### GIVEN REQUEST
Write out the listing exactly as it is given.

### EXTRACTED INFORMATION
▬▬▬▬▬▬

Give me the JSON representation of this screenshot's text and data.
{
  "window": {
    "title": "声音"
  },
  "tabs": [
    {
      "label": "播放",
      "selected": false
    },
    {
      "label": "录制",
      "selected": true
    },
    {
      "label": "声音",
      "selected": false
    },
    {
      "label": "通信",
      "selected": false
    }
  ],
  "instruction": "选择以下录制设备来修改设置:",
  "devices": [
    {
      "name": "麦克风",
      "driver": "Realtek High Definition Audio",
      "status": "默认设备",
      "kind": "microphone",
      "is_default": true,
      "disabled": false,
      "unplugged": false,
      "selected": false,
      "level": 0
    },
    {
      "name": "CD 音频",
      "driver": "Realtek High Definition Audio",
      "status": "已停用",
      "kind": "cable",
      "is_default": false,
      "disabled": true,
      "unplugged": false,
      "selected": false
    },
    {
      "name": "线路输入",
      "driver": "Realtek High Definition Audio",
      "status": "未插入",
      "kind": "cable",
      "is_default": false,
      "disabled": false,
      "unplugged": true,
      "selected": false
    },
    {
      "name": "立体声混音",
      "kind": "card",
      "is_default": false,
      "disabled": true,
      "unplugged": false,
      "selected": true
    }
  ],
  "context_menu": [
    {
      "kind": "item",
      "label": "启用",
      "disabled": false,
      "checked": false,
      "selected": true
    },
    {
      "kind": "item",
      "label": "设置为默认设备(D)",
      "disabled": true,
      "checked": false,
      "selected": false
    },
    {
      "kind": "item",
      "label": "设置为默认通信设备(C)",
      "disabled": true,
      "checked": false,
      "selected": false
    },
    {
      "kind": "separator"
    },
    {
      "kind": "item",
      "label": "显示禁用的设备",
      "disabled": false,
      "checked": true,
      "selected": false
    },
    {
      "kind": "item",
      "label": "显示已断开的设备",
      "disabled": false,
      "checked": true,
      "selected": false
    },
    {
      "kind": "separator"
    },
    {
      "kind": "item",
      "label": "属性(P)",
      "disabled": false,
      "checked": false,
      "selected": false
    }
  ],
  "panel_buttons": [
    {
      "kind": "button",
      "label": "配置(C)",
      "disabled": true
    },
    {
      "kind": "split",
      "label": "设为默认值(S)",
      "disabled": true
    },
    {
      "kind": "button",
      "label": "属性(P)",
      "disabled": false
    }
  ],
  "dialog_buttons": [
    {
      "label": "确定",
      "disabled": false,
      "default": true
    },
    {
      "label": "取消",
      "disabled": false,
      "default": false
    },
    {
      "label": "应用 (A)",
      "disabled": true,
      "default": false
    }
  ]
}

▬▬▬▬▬▬

### CORRECT RESULT
Give me the JSON representation of this screenshot's text and data.
{
  "window": {
    "title": "声音"
  },
  "tabs": [
    {
      "label": "播放",
      "selected": false
    },
    {
      "label": "录制",
      "selected": true
    },
    {
      "label": "声音",
      "selected": false
    },
    {
      "label": "通信",
      "selected": false
    }
  ],
  "instruction": "选择以下录制设备来修改设置:",
  "devices": [
    {
      "name": "麦克风",
      "driver": "Realtek High Definition Audio",
      "status": "默认设备",
      "kind": "microphone",
      "is_default": true,
      "disabled": false,
      "unplugged": false,
      "selected": false,
      "level": 0
    },
    {
      "name": "CD 音频",
      "driver": "Realtek High Definition Audio",
      "status": "已停用",
      "kind": "cable",
      "is_default": false,
      "disabled": true,
      "unplugged": false,
      "selected": false
    },
    {
      "name": "线路输入",
      "driver": "Realtek High Definition Audio",
      "status": "未插入",
      "kind": "cable",
      "is_default": false,
      "disabled": false,
      "unplugged": true,
      "selected": false
    },
    {
      "name": "立体声混音",
      "kind": "card",
      "is_default": false,
      "disabled": true,
      "unplugged": false,
      "selected": true
    }
  ],
  "context_menu": [
    {
      "kind": "item",
      "label": "启用",
      "disabled": false,
      "checked": false,
      "selected": true
    },
    {
      "kind": "item",
      "label": "设置为默认设备(D)",
      "disabled": true,
      "checked": false,
      "selected": false
    },
    {
      "kind": "item",
      "label": "设置为默认通信设备(C)",
      "disabled": true,
      "checked": false,
      "selected": false
    },
    {
      "kind": "separator"
    },
    {
      "kind": "item",
      "label": "显示禁用的设备",
      "disabled": false,
      "checked": true,
      "selected": false
    },
    {
      "kind": "item",
      "label": "显示已断开的设备",
      "disabled": false,
      "checked": true,
      "selected": false
    },
    {
      "kind": "separator"
    },
    {
      "kind": "item",
      "label": "属性(P)",
      "disabled": false,
      "checked": false,
      "selected": false
    }
  ],
  "panel_buttons": [
    {
      "kind": "button",
      "label": "配置(C)",
      "disabled": true
    },
    {
      "kind": "split",
      "label": "设为默认值(S)",
      "disabled": true
    },
    {
      "kind": "button",
      "label": "属性(P)",
      "disabled": false
    }
  ],
  "dialog_buttons": [
    {
      "label": "确定",
      "disabled": false,
      "default": true
    },
    {
      "label": "取消",
      "disabled": false,
      "default": false
    },
    {
      "label": "应用 (A)",
      "disabled": true,
      "default": false
    }
  ]
}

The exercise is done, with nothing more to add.